── Provided data ──

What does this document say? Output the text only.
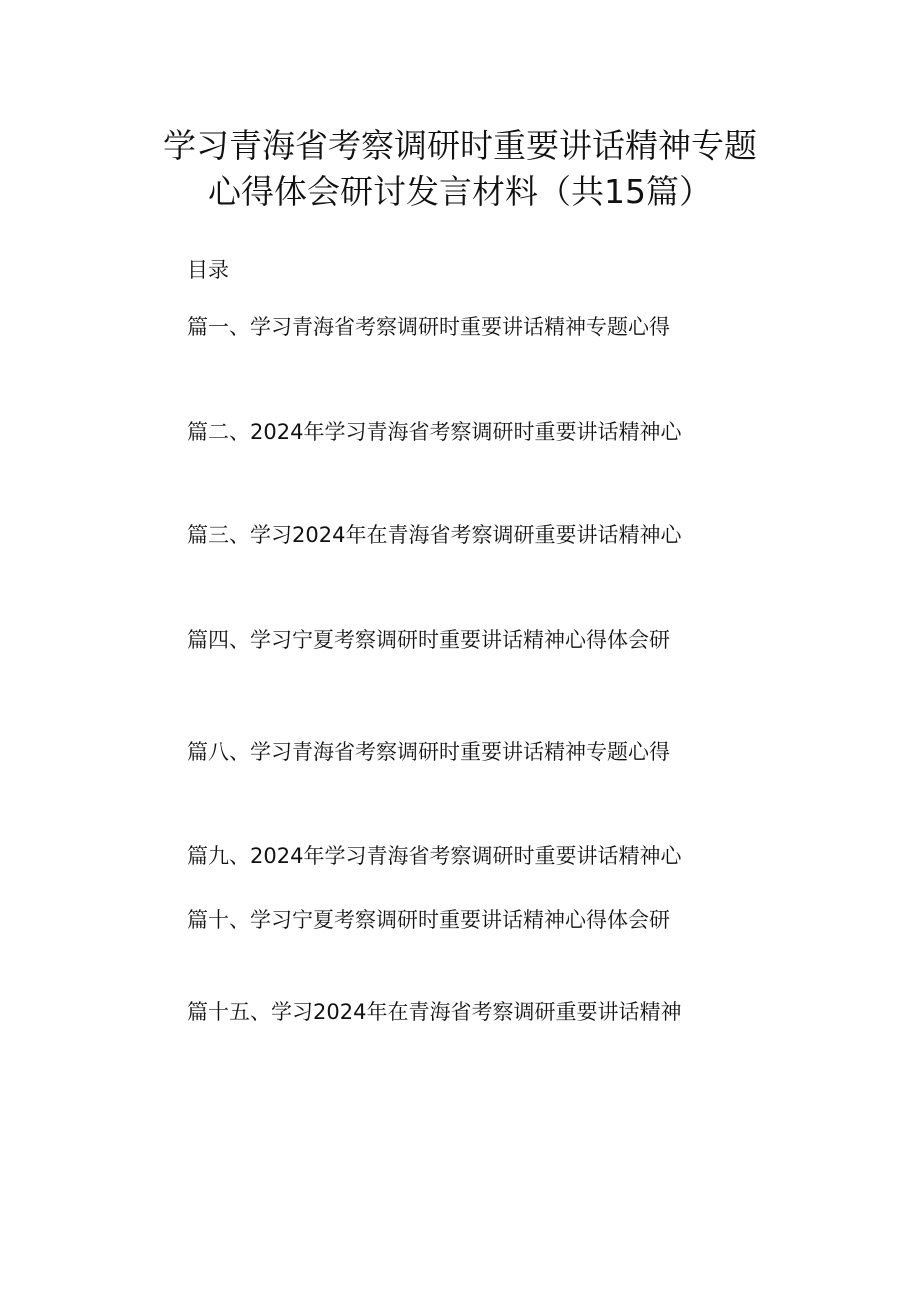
学习青海省考察调研时重要讲话精神专题
心得体会研讨发言材料（共15篇）
目录
篇一、学习青海省考察调研时重要讲话精神专题心得
篇二、2024年学习青海省考察调研时重要讲话精神心
篇三、学习2024年在青海省考察调研重要讲话精神心
篇四、学习宁夏考察调研时重要讲话精神心得体会研
篇八、学习青海省考察调研时重要讲话精神专题心得
篇九、2024年学习青海省考察调研时重要讲话精神心
篇十、学习宁夏考察调研时重要讲话精神心得体会研
篇十五、学习2024年在青海省考察调研重要讲话精神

───

Return the material word for word. Pictures are not part of the copy.

> Expected answer:
What does this document say? Output the text only.
学习青海省考察调研时重要讲话精神专题
心得体会研讨发言材料（共15篇）
目录
篇一、学习青海省考察调研时重要讲话精神专题心得
篇二、2024年学习青海省考察调研时重要讲话精神心
篇三、学习2024年在青海省考察调研重要讲话精神心
篇四、学习宁夏考察调研时重要讲话精神心得体会研
篇八、学习青海省考察调研时重要讲话精神专题心得
篇九、2024年学习青海省考察调研时重要讲话精神心
篇十、学习宁夏考察调研时重要讲话精神心得体会研
篇十五、学习2024年在青海省考察调研重要讲话精神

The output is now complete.